Begin

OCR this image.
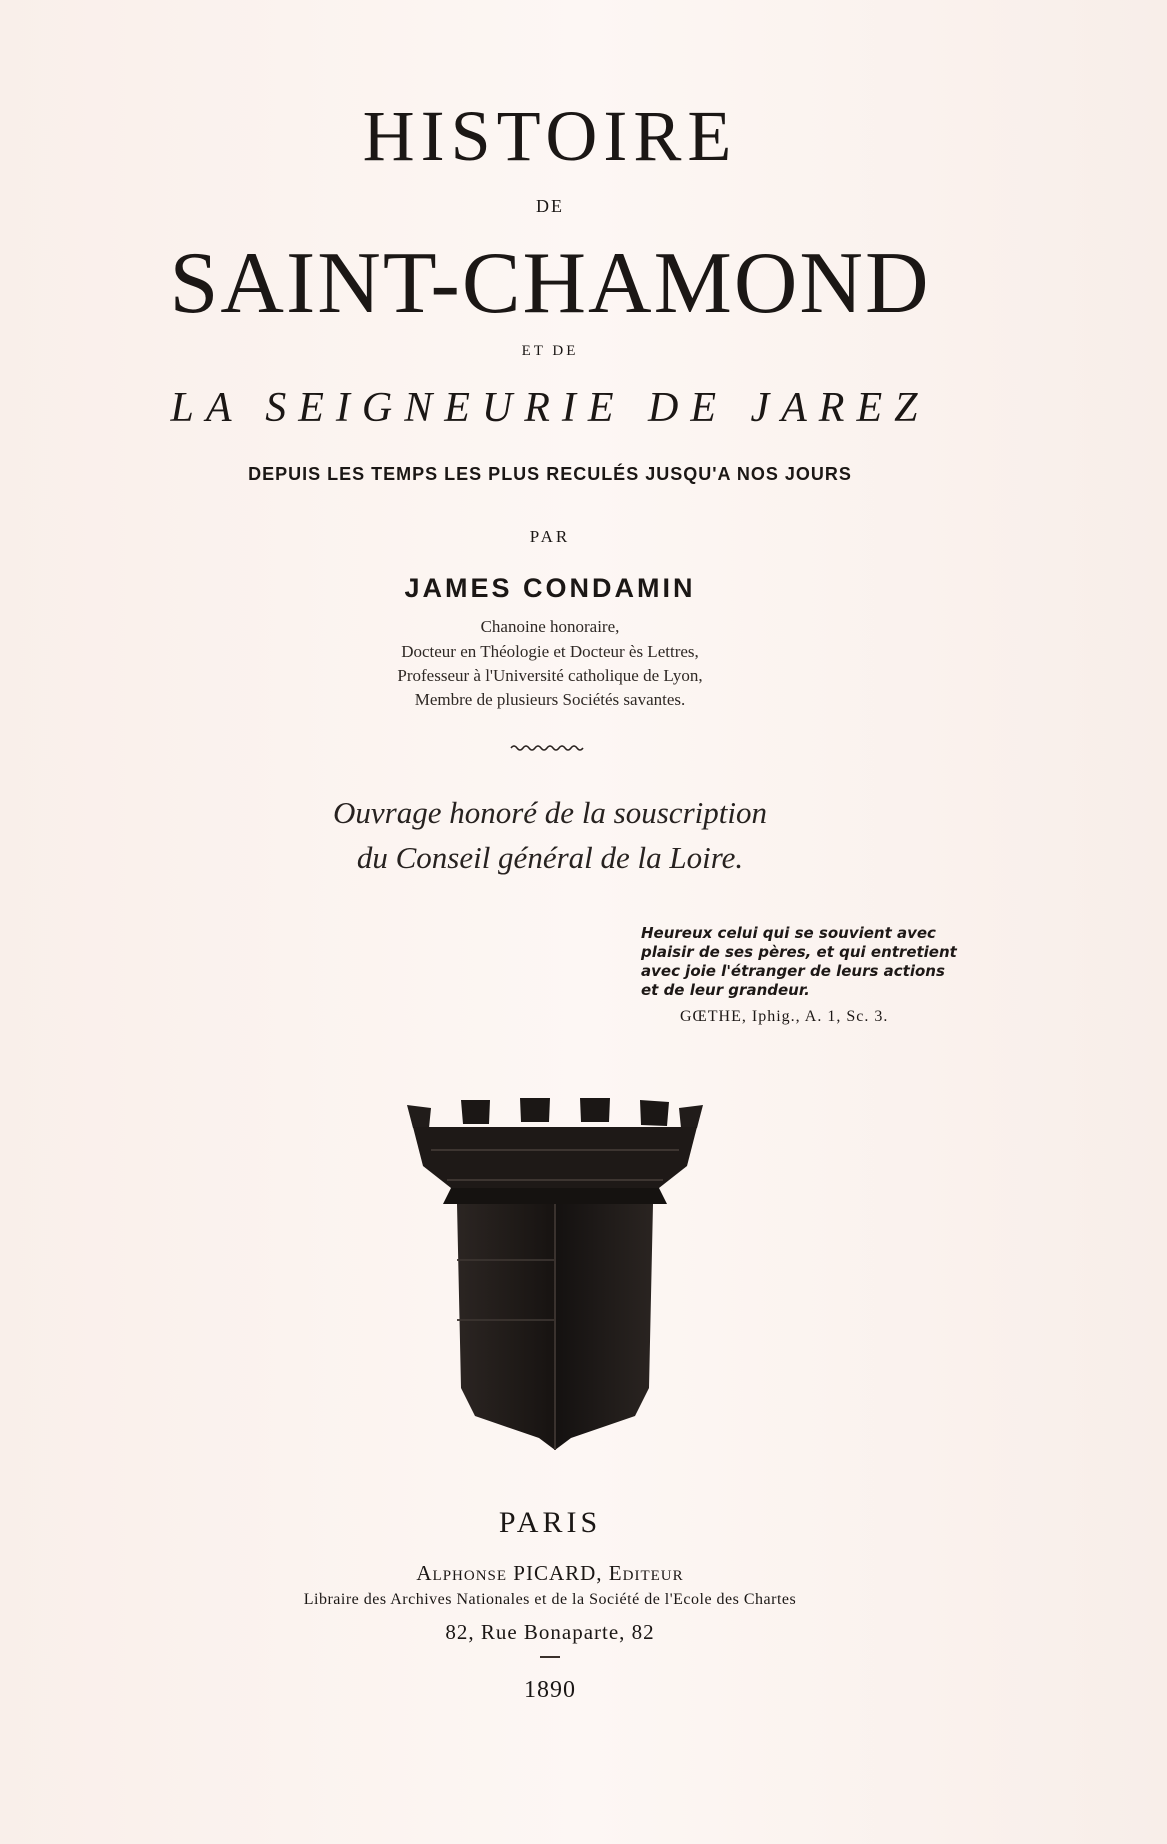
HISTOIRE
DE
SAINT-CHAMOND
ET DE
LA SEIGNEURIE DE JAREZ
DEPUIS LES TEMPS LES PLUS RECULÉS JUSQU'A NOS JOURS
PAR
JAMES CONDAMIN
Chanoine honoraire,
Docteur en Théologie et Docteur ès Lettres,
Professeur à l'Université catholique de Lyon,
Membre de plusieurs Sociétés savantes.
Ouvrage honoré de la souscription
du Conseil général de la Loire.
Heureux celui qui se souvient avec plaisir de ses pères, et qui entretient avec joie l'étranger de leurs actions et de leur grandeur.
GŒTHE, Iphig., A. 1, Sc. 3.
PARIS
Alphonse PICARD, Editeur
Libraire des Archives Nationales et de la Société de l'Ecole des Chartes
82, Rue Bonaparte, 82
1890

End
Begin

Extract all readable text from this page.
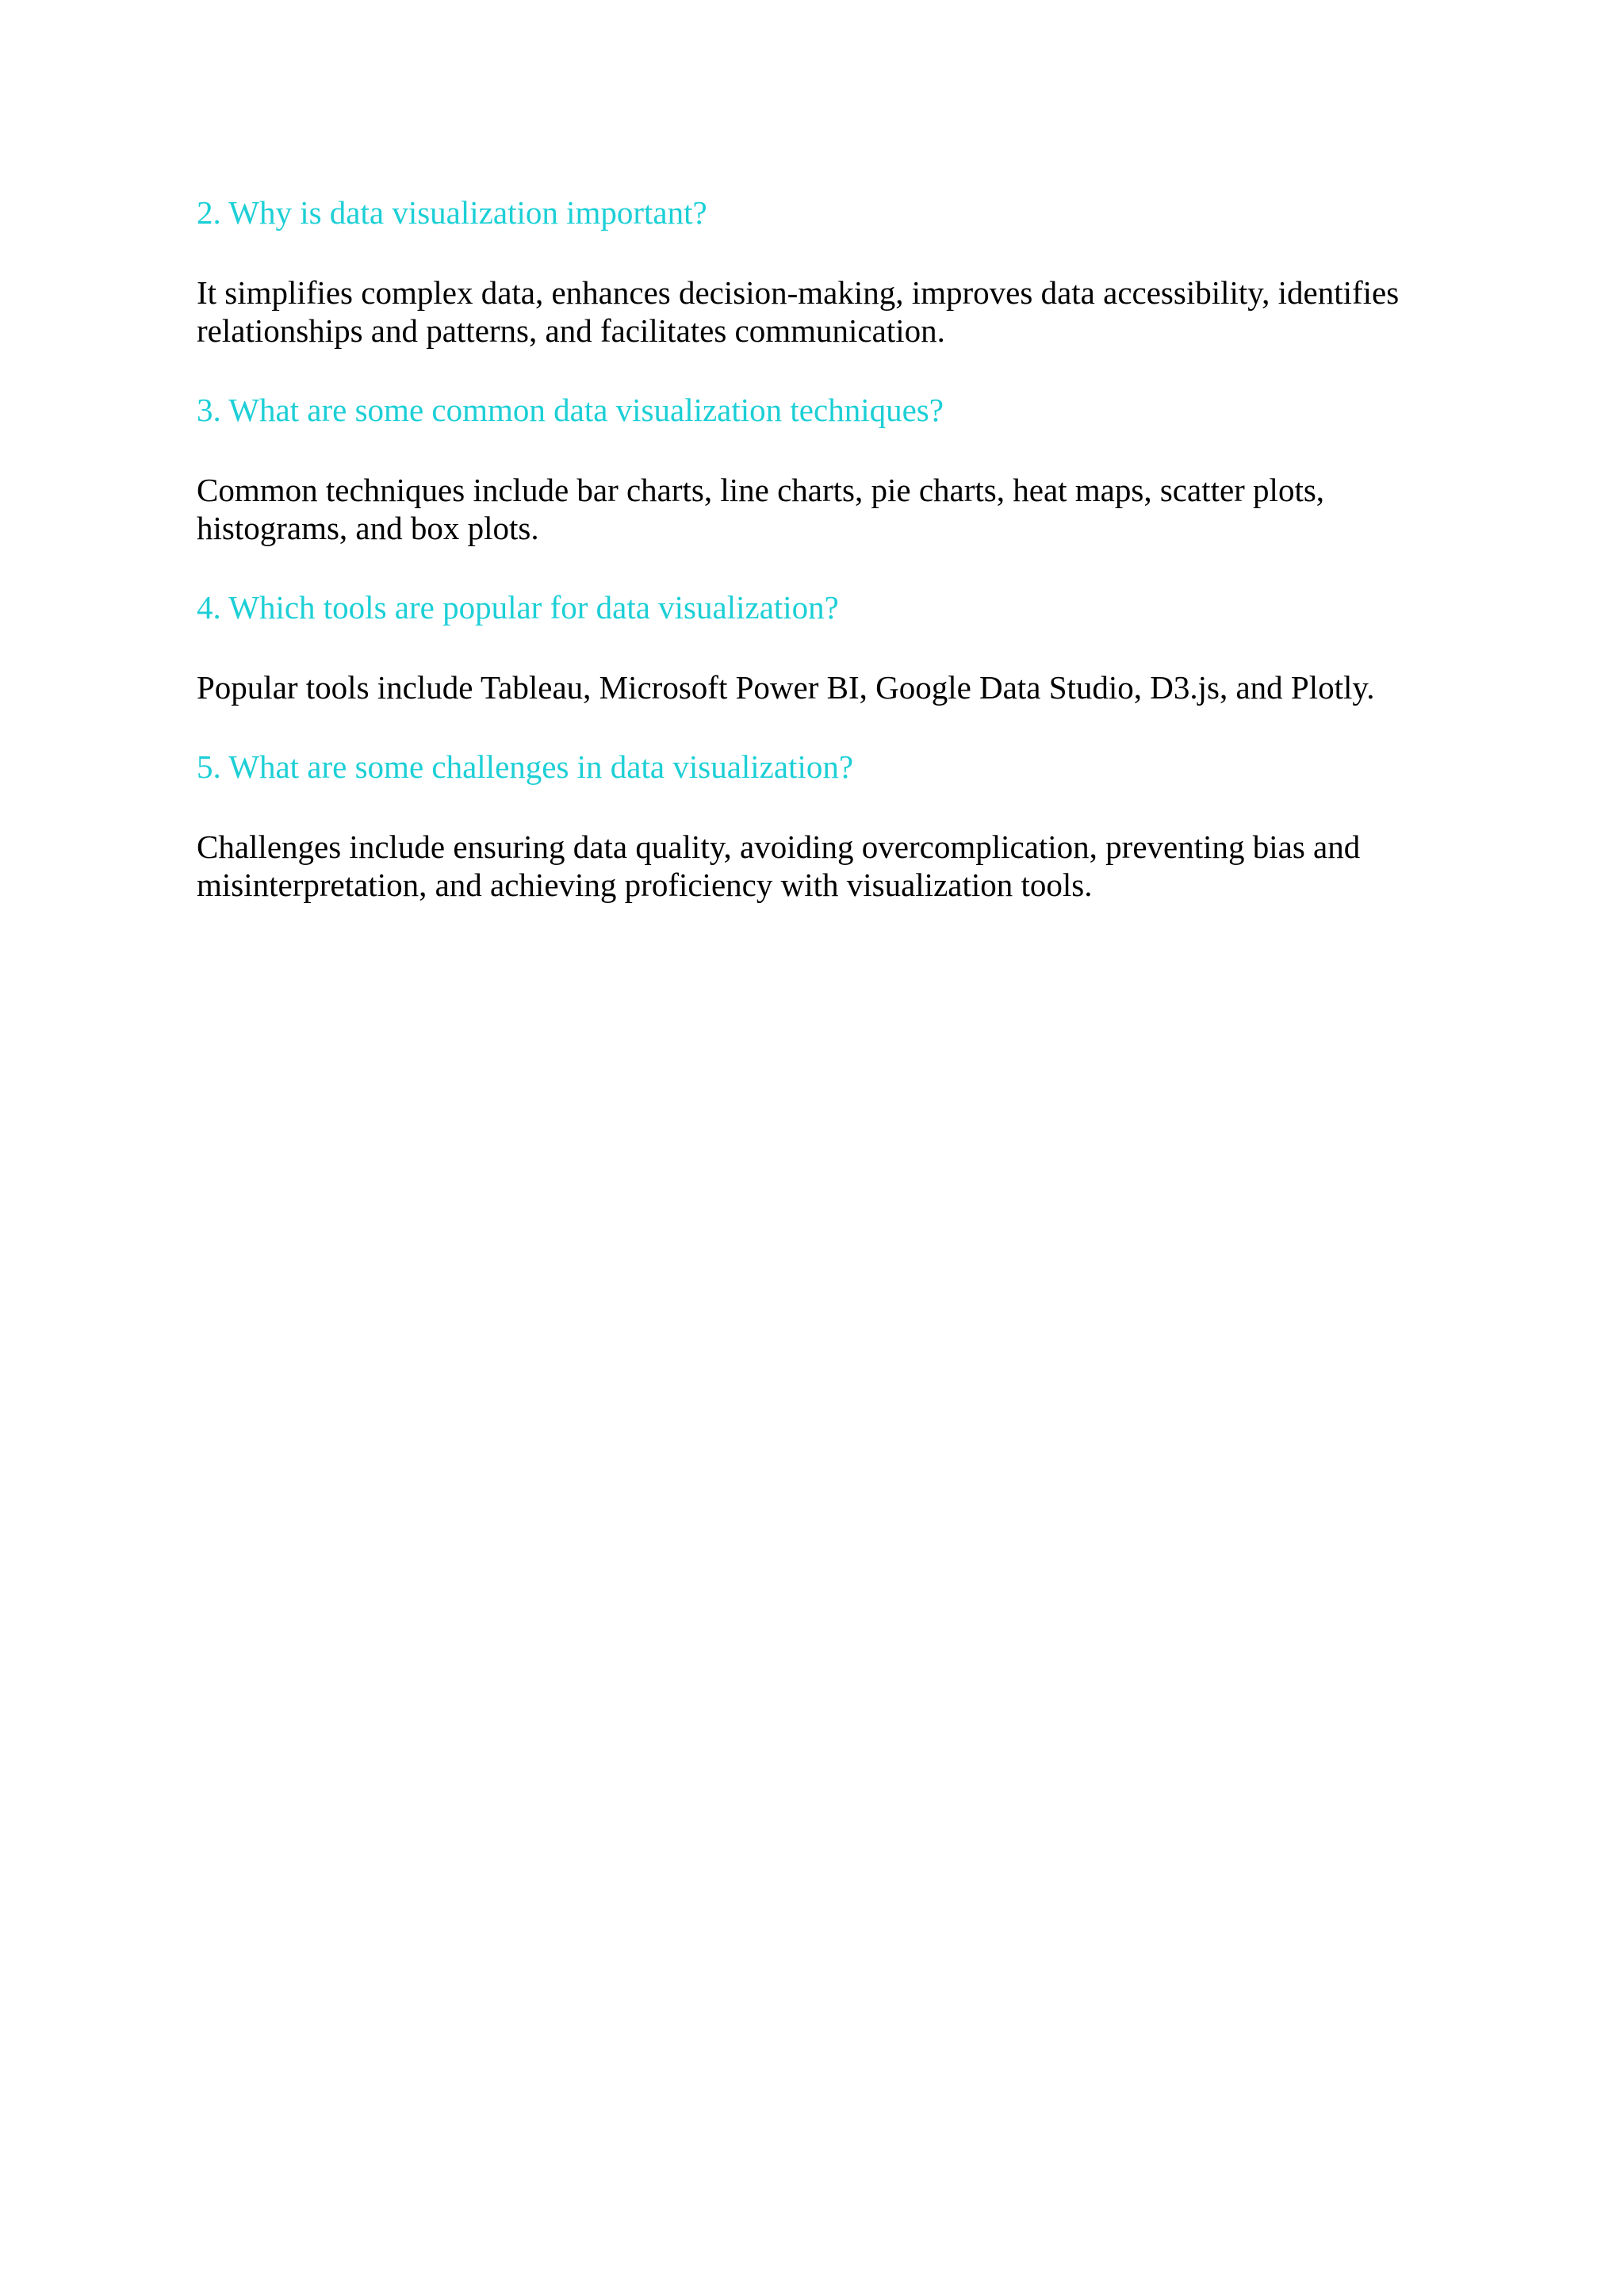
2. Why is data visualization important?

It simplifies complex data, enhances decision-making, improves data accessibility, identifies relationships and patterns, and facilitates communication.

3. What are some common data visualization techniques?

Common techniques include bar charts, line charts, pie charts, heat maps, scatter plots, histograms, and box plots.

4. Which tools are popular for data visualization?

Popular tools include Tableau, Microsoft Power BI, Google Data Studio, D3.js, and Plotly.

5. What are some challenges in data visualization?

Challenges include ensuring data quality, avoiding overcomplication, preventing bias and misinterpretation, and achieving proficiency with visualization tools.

End

SET PROBLEM:
Check the data for the word "this" and pull out the lines that have it.

RESULT:
OCR this image.
Extract all readable text from this page.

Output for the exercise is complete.